▶ Given request: Write out every line below that includes the word "screenshot".
§ §
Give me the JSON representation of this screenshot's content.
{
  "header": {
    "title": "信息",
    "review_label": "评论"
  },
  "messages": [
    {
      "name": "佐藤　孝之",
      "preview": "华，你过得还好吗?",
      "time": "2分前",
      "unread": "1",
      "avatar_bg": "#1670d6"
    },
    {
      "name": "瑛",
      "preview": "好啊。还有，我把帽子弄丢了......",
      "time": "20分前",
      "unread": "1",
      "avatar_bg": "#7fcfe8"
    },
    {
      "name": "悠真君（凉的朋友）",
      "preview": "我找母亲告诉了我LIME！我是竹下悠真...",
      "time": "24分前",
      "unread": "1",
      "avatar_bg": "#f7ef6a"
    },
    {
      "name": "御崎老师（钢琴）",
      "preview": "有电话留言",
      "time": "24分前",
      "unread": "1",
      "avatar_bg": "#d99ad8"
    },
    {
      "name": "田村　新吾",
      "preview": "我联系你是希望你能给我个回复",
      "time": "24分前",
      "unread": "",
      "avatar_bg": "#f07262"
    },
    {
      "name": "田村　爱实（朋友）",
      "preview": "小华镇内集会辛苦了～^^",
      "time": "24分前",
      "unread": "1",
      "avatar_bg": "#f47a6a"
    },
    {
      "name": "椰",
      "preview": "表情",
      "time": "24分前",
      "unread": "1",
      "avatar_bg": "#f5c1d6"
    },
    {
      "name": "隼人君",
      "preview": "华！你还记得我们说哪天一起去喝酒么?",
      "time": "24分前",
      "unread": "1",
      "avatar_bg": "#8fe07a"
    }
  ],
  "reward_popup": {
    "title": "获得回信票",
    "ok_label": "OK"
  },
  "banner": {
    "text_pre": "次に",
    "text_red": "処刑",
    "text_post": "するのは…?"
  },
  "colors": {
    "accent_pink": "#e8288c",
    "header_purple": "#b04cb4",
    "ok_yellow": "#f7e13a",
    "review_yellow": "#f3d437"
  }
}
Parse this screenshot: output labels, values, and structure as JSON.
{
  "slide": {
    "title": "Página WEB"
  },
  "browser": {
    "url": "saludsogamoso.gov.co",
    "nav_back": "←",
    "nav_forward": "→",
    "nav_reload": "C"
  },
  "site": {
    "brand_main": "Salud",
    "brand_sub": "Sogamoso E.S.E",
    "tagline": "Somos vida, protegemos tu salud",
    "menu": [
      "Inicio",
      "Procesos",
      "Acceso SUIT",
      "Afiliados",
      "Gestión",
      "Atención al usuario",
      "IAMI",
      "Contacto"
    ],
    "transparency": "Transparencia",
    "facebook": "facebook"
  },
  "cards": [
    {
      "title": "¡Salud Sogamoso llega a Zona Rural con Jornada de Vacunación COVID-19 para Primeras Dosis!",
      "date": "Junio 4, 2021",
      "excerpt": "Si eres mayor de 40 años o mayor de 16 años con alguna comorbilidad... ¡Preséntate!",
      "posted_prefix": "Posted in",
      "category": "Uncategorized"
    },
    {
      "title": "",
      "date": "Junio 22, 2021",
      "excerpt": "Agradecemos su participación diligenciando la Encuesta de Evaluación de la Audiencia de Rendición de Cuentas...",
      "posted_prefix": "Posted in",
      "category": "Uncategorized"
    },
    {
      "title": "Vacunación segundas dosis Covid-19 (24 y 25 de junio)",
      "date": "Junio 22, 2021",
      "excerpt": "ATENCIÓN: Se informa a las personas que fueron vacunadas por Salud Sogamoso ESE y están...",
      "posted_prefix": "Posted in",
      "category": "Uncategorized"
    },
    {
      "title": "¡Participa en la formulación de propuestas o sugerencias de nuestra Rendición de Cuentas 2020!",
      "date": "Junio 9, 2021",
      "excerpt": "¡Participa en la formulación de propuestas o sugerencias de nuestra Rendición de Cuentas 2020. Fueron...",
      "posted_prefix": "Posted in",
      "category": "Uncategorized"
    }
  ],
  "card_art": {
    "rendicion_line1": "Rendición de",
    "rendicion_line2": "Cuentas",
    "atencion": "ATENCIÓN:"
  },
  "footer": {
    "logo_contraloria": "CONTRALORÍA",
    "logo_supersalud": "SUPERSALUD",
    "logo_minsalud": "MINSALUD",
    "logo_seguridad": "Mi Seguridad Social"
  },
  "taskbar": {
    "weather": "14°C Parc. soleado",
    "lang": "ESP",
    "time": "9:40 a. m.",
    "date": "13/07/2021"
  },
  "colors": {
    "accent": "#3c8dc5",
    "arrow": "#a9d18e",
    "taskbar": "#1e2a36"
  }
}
§ §
▶ Task answer:
Give me the JSON representation of this screenshot's content.
Parse this screenshot: output labels, values, and structure as JSON.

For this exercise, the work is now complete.